→ **EXERCISE MATERIAL**
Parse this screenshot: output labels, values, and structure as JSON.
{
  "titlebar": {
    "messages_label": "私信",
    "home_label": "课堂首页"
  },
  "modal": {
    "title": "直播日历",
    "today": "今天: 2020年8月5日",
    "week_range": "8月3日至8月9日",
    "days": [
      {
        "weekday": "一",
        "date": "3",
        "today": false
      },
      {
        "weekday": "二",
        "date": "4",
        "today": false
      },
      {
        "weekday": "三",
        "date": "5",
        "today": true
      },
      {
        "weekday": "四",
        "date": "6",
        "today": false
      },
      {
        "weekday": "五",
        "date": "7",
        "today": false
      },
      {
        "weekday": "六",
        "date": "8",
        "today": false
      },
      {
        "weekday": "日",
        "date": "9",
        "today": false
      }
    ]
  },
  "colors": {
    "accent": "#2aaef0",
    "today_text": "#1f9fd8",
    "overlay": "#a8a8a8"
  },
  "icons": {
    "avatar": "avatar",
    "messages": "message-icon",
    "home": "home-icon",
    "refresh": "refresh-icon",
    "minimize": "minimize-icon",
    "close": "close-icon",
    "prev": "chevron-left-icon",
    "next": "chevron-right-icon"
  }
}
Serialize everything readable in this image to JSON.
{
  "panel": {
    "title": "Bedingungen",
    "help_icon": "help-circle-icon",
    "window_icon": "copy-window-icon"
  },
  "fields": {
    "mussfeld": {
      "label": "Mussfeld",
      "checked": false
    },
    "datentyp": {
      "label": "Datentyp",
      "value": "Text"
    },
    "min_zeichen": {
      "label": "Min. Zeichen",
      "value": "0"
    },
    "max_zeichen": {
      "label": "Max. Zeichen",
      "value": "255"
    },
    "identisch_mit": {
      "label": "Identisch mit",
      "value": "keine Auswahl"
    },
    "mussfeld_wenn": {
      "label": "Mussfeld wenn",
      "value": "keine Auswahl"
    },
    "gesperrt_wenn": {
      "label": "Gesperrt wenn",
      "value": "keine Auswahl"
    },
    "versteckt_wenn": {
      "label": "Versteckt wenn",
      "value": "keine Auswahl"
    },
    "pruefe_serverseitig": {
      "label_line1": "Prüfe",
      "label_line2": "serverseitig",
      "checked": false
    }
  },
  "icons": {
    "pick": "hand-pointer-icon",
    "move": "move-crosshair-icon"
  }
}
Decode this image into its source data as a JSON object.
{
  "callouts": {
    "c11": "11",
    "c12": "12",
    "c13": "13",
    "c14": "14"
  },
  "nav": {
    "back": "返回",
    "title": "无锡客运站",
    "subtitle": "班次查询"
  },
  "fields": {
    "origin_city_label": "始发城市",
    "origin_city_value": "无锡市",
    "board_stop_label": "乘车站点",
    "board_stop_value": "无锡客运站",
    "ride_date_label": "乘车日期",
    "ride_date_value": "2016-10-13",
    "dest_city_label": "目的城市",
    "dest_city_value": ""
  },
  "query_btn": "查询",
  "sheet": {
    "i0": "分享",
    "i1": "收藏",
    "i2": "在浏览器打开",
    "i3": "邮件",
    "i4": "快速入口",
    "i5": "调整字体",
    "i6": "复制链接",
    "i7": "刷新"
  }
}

→ **STATED EXERCISE**
Your task is to reproduce all of the records exactly.

→ **FULL OUTPUT**
Parse this screenshot: output labels, values, and structure as JSON.
{
  "titlebar": {
    "messages_label": "私信",
    "home_label": "课堂首页"
  },
  "modal": {
    "title": "直播日历",
    "today": "今天: 2020年8月5日",
    "week_range": "8月3日至8月9日",
    "days": [
      {
        "weekday": "一",
        "date": "3",
        "today": false
      },
      {
        "weekday": "二",
        "date": "4",
        "today": false
      },
      {
        "weekday": "三",
        "date": "5",
        "today": true
      },
      {
        "weekday": "四",
        "date": "6",
        "today": false
      },
      {
        "weekday": "五",
        "date": "7",
        "today": false
      },
      {
        "weekday": "六",
        "date": "8",
        "today": false
      },
      {
        "weekday": "日",
        "date": "9",
        "today": false
      }
    ]
  },
  "colors": {
    "accent": "#2aaef0",
    "today_text": "#1f9fd8",
    "overlay": "#a8a8a8"
  },
  "icons": {
    "avatar": "avatar",
    "messages": "message-icon",
    "home": "home-icon",
    "refresh": "refresh-icon",
    "minimize": "minimize-icon",
    "close": "close-icon",
    "prev": "chevron-left-icon",
    "next": "chevron-right-icon"
  }
}
Serialize everything readable in this image to JSON.
{
  "panel": {
    "title": "Bedingungen",
    "help_icon": "help-circle-icon",
    "window_icon": "copy-window-icon"
  },
  "fields": {
    "mussfeld": {
      "label": "Mussfeld",
      "checked": false
    },
    "datentyp": {
      "label": "Datentyp",
      "value": "Text"
    },
    "min_zeichen": {
      "label": "Min. Zeichen",
      "value": "0"
    },
    "max_zeichen": {
      "label": "Max. Zeichen",
      "value": "255"
    },
    "identisch_mit": {
      "label": "Identisch mit",
      "value": "keine Auswahl"
    },
    "mussfeld_wenn": {
      "label": "Mussfeld wenn",
      "value": "keine Auswahl"
    },
    "gesperrt_wenn": {
      "label": "Gesperrt wenn",
      "value": "keine Auswahl"
    },
    "versteckt_wenn": {
      "label": "Versteckt wenn",
      "value": "keine Auswahl"
    },
    "pruefe_serverseitig": {
      "label_line1": "Prüfe",
      "label_line2": "serverseitig",
      "checked": false
    }
  },
  "icons": {
    "pick": "hand-pointer-icon",
    "move": "move-crosshair-icon"
  }
}
Decode this image into its source data as a JSON object.
{
  "callouts": {
    "c11": "11",
    "c12": "12",
    "c13": "13",
    "c14": "14"
  },
  "nav": {
    "back": "返回",
    "title": "无锡客运站",
    "subtitle": "班次查询"
  },
  "fields": {
    "origin_city_label": "始发城市",
    "origin_city_value": "无锡市",
    "board_stop_label": "乘车站点",
    "board_stop_value": "无锡客运站",
    "ride_date_label": "乘车日期",
    "ride_date_value": "2016-10-13",
    "dest_city_label": "目的城市",
    "dest_city_value": ""
  },
  "query_btn": "查询",
  "sheet": {
    "i0": "分享",
    "i1": "收藏",
    "i2": "在浏览器打开",
    "i3": "邮件",
    "i4": "快速入口",
    "i5": "调整字体",
    "i6": "复制链接",
    "i7": "刷新"
  }
}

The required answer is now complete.